§ **GOAL**:
Copy out all lines carrying the word "admise".

§ **Extracted data entries**:

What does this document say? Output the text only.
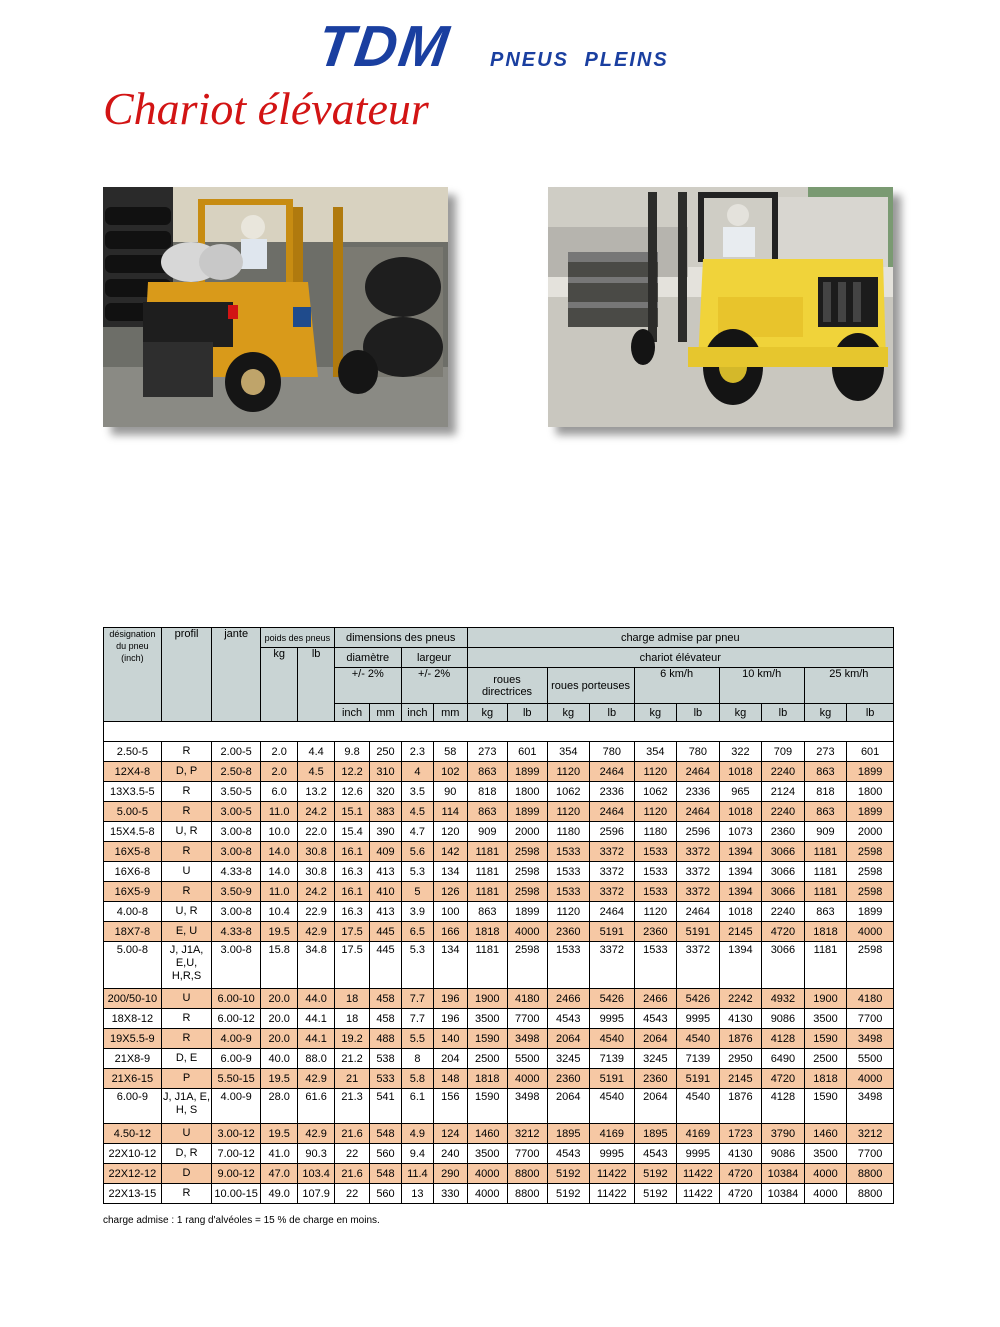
TDM PNEUS PLEINS
Chariot élévateur
désignation du pneu (inch)	profil	jante	poids des pneus		dimensions des pneus				charge admise par pneu									
			kg	lb	diamètre		largeur		chariot élévateur									
					+/- 2%		+/- 2%		roues directrices		roues porteuses		6 km/h		10 km/h		25 km/h	
					inch	mm	inch	mm	kg	lb	kg	lb	kg	lb	kg	lb	kg	lb

2.50-5	R	2.00-5	2.0	4.4	9.8	250	2.3	58	273	601	354	780	354	780	322	709	273	601
12X4-8	D, P	2.50-8	2.0	4.5	12.2	310	4	102	863	1899	1120	2464	1120	2464	1018	2240	863	1899
13X3.5-5	R	3.50-5	6.0	13.2	12.6	320	3.5	90	818	1800	1062	2336	1062	2336	965	2124	818	1800
5.00-5	R	3.00-5	11.0	24.2	15.1	383	4.5	114	863	1899	1120	2464	1120	2464	1018	2240	863	1899
15X4.5-8	U, R	3.00-8	10.0	22.0	15.4	390	4.7	120	909	2000	1180	2596	1180	2596	1073	2360	909	2000
16X5-8	R	3.00-8	14.0	30.8	16.1	409	5.6	142	1181	2598	1533	3372	1533	3372	1394	3066	1181	2598
16X6-8	U	4.33-8	14.0	30.8	16.3	413	5.3	134	1181	2598	1533	3372	1533	3372	1394	3066	1181	2598
16X5-9	R	3.50-9	11.0	24.2	16.1	410	5	126	1181	2598	1533	3372	1533	3372	1394	3066	1181	2598
4.00-8	U, R	3.00-8	10.4	22.9	16.3	413	3.9	100	863	1899	1120	2464	1120	2464	1018	2240	863	1899
18X7-8	E, U	4.33-8	19.5	42.9	17.5	445	6.5	166	1818	4000	2360	5191	2360	5191	2145	4720	1818	4000
5.00-8	J, J1A, E,U, H,R,S	3.00-8	15.8	34.8	17.5	445	5.3	134	1181	2598	1533	3372	1533	3372	1394	3066	1181	2598
200/50-10	U	6.00-10	20.0	44.0	18	458	7.7	196	1900	4180	2466	5426	2466	5426	2242	4932	1900	4180
18X8-12	R	6.00-12	20.0	44.1	18	458	7.7	196	3500	7700	4543	9995	4543	9995	4130	9086	3500	7700
19X5.5-9	R	4.00-9	20.0	44.1	19.2	488	5.5	140	1590	3498	2064	4540	2064	4540	1876	4128	1590	3498
21X8-9	D, E	6.00-9	40.0	88.0	21.2	538	8	204	2500	5500	3245	7139	3245	7139	2950	6490	2500	5500
21X6-15	P	5.50-15	19.5	42.9	21	533	5.8	148	1818	4000	2360	5191	2360	5191	2145	4720	1818	4000
6.00-9	J, J1A, E, H, S	4.00-9	28.0	61.6	21.3	541	6.1	156	1590	3498	2064	4540	2064	4540	1876	4128	1590	3498
4.50-12	U	3.00-12	19.5	42.9	21.6	548	4.9	124	1460	3212	1895	4169	1895	4169	1723	3790	1460	3212
22X10-12	D, R	7.00-12	41.0	90.3	22	560	9.4	240	3500	7700	4543	9995	4543	9995	4130	9086	3500	7700
22X12-12	D	9.00-12	47.0	103.4	21.6	548	11.4	290	4000	8800	5192	11422	5192	11422	4720	10384	4000	8800
22X13-15	R	10.00-15	49.0	107.9	22	560	13	330	4000	8800	5192	11422	5192	11422	4720	10384	4000	8800

charge admise : 1 rang d'alvéoles = 15 % de charge en moins.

§ **ANSWER BELOW**:
désignation du pneu (inch)	profil	jante	poids des pneus		dimensions des pneus				charge admise par pneu									
charge admise : 1 rang d'alvéoles = 15 % de charge en moins.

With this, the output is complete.